WHAT THE EXERCISE ASKS: Scan the following material for the string "args" and copy each line in which it appears.

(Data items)
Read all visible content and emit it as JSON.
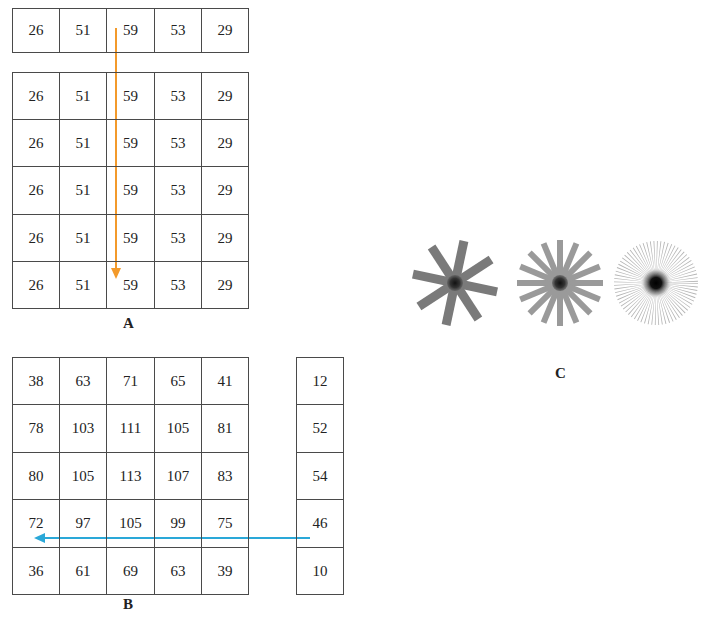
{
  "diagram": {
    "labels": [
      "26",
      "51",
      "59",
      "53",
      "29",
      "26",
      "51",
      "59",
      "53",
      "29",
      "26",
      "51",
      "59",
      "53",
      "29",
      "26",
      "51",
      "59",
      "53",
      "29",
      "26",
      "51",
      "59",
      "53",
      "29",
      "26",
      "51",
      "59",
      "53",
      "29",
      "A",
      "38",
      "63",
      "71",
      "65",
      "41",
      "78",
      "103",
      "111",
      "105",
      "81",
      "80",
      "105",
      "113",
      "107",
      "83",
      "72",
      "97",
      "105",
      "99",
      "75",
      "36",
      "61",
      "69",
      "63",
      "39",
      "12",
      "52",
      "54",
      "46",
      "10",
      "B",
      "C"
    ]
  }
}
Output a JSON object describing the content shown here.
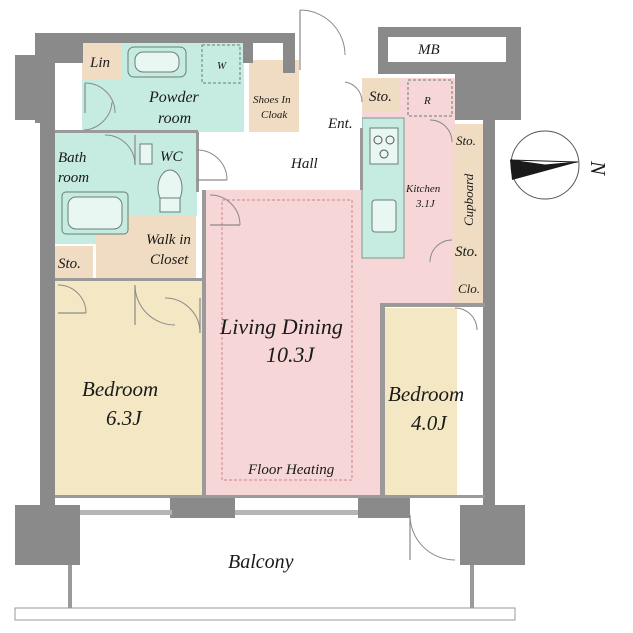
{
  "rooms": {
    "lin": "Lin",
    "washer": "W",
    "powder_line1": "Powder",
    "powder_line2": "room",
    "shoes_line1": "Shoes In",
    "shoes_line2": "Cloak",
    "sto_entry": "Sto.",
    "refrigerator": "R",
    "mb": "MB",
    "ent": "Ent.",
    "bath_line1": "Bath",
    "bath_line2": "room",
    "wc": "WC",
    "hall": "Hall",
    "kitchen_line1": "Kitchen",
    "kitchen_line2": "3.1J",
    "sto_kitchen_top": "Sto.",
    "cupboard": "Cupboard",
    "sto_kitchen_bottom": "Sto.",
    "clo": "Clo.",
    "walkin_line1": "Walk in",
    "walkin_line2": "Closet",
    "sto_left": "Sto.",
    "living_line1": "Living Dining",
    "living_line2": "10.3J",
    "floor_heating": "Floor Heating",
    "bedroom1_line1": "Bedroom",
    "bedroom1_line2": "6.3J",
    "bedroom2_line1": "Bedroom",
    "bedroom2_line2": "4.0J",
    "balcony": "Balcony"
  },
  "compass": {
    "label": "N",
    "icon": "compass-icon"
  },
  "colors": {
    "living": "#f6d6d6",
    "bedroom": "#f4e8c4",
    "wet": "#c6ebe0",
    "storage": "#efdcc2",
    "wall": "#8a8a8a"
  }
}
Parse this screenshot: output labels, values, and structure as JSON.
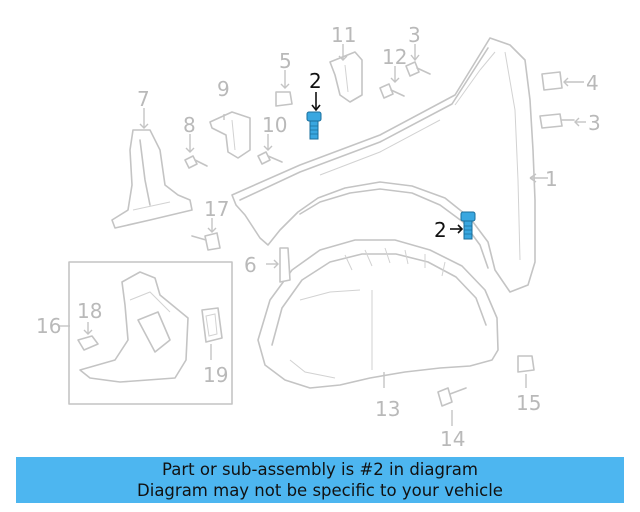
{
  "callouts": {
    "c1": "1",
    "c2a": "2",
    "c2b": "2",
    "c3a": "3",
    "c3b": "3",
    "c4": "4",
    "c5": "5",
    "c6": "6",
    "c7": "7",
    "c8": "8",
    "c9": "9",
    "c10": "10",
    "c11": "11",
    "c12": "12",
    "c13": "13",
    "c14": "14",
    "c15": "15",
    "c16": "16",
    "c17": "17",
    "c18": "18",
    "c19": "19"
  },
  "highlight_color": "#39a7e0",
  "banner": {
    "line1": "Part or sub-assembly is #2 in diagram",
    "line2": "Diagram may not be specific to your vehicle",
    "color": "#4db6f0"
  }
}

...

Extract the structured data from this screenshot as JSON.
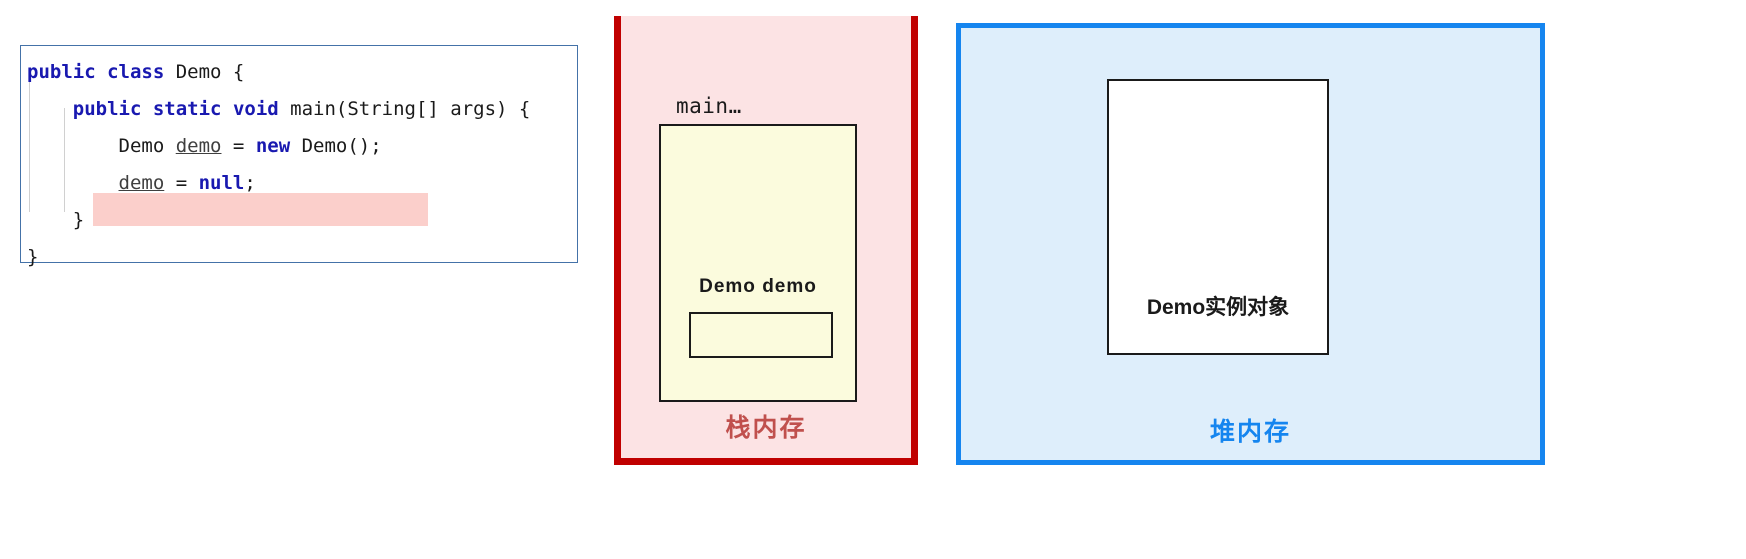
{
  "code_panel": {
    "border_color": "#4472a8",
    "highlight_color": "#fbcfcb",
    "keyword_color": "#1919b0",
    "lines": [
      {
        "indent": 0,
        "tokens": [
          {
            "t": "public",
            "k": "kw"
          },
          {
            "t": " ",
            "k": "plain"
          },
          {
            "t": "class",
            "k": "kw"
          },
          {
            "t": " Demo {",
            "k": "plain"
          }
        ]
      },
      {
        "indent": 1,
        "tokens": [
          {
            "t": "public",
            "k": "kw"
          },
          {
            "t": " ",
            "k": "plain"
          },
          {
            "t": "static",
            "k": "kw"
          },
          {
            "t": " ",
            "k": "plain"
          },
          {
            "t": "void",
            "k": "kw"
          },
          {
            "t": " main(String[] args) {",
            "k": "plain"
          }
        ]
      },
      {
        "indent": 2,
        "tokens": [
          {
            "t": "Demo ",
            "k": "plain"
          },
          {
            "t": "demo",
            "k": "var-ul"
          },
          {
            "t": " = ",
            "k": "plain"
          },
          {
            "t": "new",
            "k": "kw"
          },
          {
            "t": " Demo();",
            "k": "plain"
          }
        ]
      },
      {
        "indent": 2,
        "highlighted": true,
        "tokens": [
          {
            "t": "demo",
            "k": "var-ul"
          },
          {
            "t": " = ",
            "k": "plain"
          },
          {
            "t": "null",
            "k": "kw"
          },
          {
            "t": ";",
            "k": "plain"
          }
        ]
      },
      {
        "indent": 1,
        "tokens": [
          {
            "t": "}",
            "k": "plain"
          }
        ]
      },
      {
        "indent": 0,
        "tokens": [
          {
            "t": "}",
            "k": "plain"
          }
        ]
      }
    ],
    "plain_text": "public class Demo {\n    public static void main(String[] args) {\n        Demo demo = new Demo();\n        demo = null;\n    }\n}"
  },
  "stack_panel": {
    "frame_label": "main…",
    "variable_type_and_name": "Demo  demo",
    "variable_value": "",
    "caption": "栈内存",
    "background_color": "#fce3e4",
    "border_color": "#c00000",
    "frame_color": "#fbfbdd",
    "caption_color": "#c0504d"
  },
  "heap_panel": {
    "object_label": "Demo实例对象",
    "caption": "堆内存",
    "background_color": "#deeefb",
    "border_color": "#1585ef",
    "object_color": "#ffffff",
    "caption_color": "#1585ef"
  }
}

==

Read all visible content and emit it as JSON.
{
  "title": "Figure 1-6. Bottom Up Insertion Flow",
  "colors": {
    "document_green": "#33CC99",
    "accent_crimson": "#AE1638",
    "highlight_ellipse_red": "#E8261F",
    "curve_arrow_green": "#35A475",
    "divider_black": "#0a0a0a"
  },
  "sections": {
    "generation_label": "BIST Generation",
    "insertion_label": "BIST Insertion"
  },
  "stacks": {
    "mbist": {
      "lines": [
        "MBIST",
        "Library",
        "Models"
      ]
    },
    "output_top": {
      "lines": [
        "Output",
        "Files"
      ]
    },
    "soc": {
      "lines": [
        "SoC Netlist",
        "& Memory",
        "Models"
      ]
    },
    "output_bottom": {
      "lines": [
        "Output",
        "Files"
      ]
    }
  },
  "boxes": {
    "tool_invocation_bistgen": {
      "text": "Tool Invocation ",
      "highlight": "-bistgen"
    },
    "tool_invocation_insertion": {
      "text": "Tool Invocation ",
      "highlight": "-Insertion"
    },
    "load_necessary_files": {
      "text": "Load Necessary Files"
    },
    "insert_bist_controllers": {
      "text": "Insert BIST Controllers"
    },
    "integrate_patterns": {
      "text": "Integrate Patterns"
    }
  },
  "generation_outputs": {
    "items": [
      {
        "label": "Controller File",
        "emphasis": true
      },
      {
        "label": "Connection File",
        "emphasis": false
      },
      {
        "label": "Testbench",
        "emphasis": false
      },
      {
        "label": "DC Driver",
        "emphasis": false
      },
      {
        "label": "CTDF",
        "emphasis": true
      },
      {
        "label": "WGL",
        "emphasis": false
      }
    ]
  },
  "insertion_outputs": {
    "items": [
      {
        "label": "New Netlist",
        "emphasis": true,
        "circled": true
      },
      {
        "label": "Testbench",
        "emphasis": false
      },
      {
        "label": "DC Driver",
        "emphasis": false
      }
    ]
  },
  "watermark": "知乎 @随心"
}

RESPONSE TO THIS TASK:
            "t": " main(String[] args) {",
    "plain_text": "public class Demo {\n    public static void main(String[] args) {\n        Demo demo = new Demo();\n        demo = null;\n    }\n}"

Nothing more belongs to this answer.